■ The task:
Exactly as written, transcribe the lines that run from the one containing "Read this page and output its text content." to the end of the records below.
── Data section ──
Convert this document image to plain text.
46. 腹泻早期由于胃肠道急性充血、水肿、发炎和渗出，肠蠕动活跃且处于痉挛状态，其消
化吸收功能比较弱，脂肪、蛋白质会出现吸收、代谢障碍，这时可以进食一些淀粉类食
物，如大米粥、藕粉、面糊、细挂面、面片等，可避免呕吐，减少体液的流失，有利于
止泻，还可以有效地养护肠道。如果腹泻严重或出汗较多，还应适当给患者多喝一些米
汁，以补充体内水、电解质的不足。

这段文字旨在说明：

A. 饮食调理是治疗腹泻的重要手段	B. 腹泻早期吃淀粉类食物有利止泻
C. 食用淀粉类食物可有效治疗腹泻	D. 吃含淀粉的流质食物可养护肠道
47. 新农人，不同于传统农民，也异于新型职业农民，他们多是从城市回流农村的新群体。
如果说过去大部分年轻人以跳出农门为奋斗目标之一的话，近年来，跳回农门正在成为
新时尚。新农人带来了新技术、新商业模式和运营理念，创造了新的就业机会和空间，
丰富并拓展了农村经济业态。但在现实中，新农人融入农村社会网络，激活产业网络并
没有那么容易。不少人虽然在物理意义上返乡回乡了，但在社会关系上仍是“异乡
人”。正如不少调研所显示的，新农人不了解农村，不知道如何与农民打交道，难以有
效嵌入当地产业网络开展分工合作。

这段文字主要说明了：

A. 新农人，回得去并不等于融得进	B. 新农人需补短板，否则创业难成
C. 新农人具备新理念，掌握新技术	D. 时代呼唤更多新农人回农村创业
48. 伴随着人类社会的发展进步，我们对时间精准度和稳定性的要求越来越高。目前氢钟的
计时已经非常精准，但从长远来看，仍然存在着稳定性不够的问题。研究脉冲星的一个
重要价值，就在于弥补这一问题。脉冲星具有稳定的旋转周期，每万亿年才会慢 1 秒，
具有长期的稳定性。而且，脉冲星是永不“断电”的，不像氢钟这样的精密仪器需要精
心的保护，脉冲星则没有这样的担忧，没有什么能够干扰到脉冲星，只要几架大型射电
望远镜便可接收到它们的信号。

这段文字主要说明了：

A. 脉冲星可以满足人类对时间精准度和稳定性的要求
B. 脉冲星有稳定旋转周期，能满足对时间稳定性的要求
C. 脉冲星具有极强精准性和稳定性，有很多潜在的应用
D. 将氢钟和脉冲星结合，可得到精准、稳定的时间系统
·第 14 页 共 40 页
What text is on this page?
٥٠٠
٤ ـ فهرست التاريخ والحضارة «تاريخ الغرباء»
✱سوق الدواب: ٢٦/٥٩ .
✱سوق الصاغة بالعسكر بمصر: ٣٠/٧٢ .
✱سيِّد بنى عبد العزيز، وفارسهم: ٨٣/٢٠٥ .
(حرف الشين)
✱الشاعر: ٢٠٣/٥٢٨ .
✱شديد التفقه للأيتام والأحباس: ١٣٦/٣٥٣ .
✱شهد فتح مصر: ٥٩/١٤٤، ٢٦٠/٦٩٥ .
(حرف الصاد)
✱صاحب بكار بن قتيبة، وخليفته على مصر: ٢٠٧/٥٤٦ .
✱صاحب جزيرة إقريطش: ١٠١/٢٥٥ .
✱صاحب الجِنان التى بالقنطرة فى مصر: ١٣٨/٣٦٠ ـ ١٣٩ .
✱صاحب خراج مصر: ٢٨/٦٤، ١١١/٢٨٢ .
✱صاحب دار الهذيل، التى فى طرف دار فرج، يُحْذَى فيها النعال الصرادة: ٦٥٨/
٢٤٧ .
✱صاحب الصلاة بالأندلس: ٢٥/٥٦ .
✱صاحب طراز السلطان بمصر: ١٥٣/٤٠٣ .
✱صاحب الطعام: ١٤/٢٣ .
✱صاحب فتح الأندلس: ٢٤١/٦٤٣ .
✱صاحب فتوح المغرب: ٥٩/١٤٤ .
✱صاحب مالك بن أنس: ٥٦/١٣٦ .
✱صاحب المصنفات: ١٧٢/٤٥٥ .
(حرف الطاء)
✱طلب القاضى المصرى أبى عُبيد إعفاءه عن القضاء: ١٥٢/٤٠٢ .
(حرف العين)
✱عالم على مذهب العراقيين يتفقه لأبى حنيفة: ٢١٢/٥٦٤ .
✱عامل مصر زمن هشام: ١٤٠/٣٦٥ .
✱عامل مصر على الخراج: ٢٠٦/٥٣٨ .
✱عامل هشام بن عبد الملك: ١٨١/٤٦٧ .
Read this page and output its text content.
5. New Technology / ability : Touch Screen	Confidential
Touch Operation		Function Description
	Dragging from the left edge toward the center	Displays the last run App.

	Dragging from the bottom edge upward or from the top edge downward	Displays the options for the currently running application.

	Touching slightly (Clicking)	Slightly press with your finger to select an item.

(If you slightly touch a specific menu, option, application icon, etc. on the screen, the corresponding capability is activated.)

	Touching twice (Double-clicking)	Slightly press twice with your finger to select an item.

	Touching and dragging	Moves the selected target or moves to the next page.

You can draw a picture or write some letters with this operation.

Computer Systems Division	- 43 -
───
■ Task answer:
Read this page and output its text content.
5. New Technology / ability : Touch Screen	Confidential
Touch Operation		Function Description
	Dragging from the left edge toward the center	Displays the last run App.

	Dragging from the bottom edge upward or from the top edge downward	Displays the options for the currently running application.

	Touching slightly (Clicking)	Slightly press with your finger to select an item.

(If you slightly touch a specific menu, option, application icon, etc. on the screen, the corresponding capability is activated.)

	Touching twice (Double-clicking)	Slightly press twice with your finger to select an item.

	Touching and dragging	Moves the selected target or moves to the next page.

You can draw a picture or write some letters with this operation.

Computer Systems Division	- 43 -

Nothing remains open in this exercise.